--- Start DATA FOR THIS TASK ---

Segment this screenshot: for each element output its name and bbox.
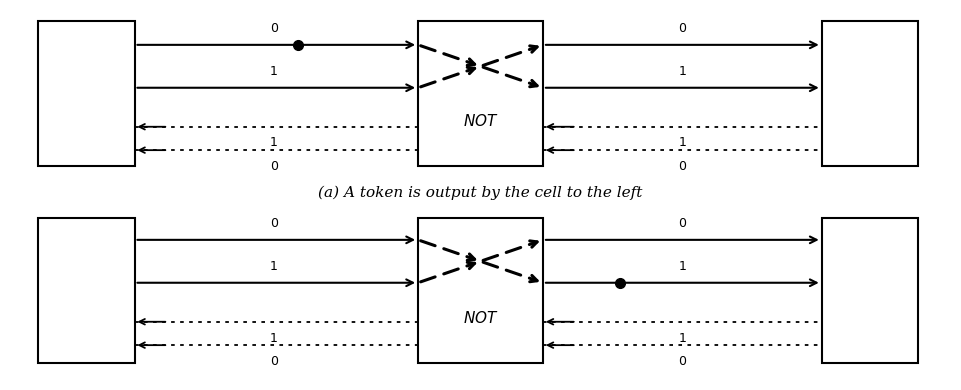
- Text: (a) A token is output by the cell to the left: (a) A token is output by the cell to the…: [318, 186, 643, 200]
- Bar: [418, 21, 543, 166]
- Text: 0: 0: [678, 160, 686, 173]
- Text: $\mathit{NOT}$: $\mathit{NOT}$: [462, 113, 499, 129]
- Text: $\mathit{NOT}$: $\mathit{NOT}$: [462, 310, 499, 326]
- Text: 1: 1: [270, 332, 278, 344]
- Text: 1: 1: [270, 260, 278, 273]
- Bar: [38, 218, 135, 363]
- Bar: [822, 21, 918, 166]
- Text: 0: 0: [270, 217, 278, 230]
- Text: 0: 0: [678, 217, 686, 230]
- Text: 1: 1: [678, 65, 686, 78]
- Text: 1: 1: [270, 136, 278, 149]
- Text: 0: 0: [678, 22, 686, 35]
- Text: 0: 0: [678, 355, 686, 368]
- Bar: [418, 218, 543, 363]
- Text: 1: 1: [270, 65, 278, 78]
- Bar: [822, 218, 918, 363]
- Text: 0: 0: [270, 355, 278, 368]
- Text: 0: 0: [270, 22, 278, 35]
- Text: 1: 1: [678, 136, 686, 149]
- Bar: [38, 21, 135, 166]
- Text: 0: 0: [270, 160, 278, 173]
- Text: 1: 1: [678, 332, 686, 344]
- Text: 1: 1: [678, 260, 686, 273]
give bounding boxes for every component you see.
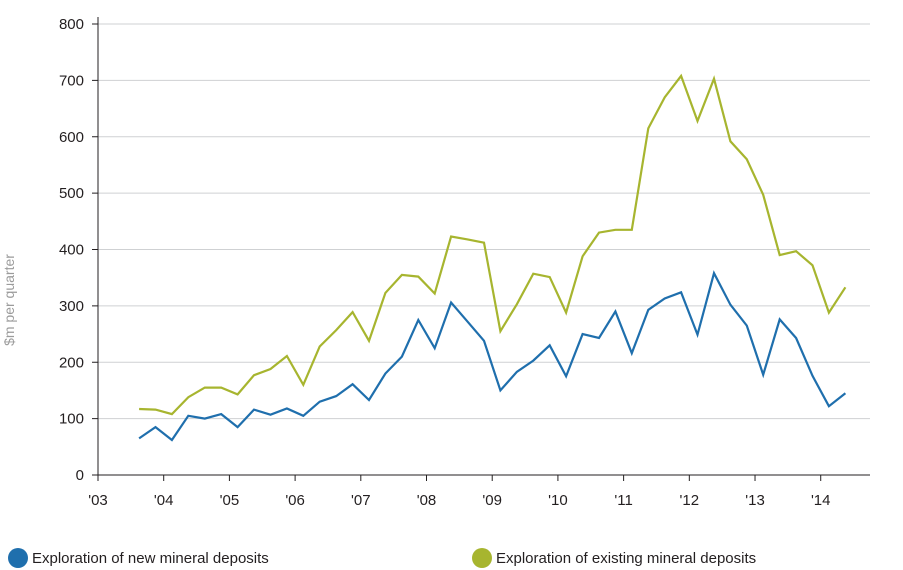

--- End DATA FOR THIS TASK ---

*WRITTEN PROBLEM*:
Format the lines above as a numbered list, skipping any blank lines and leaving out the pictures.

*OUTPUT FOR THIS EXERCISE*:
1. Segment this screenshot: for each element output its name and bbox.
2. - Text: (a) A token is output by the cell to the left: (a) A token is output by the cell to the…: [318, 186, 643, 200]
3. - Bar: [418, 21, 543, 166]
4. - Text: 0: 0: [678, 160, 686, 173]
5. - Text: $\mathit{NOT}$: $\mathit{NOT}$: [462, 113, 499, 129]
6. - Text: $\mathit{NOT}$: $\mathit{NOT}$: [462, 310, 499, 326]
7. - Text: 1: 1: [270, 332, 278, 344]
8. - Text: 1: 1: [270, 260, 278, 273]
9. - Bar: [38, 218, 135, 363]
10. - Bar: [822, 21, 918, 166]
11. - Text: 0: 0: [270, 217, 278, 230]
12. - Text: 0: 0: [678, 217, 686, 230]
13. - Text: 1: 1: [678, 65, 686, 78]
14. - Text: 1: 1: [270, 136, 278, 149]
15. - Text: 0: 0: [678, 22, 686, 35]
16. - Text: 0: 0: [678, 355, 686, 368]
17. - Bar: [418, 218, 543, 363]
18. - Text: 1: 1: [270, 65, 278, 78]
19. - Bar: [822, 218, 918, 363]
20. - Text: 0: 0: [270, 355, 278, 368]
21. - Text: 0: 0: [270, 22, 278, 35]
22. - Text: 1: 1: [678, 136, 686, 149]
23. - Bar: [38, 21, 135, 166]
24. - Text: 0: 0: [270, 160, 278, 173]
25. - Text: 1: 1: [678, 332, 686, 344]
26. - Text: 1: 1: [678, 260, 686, 273]
27. give bounding boxes for every component you see.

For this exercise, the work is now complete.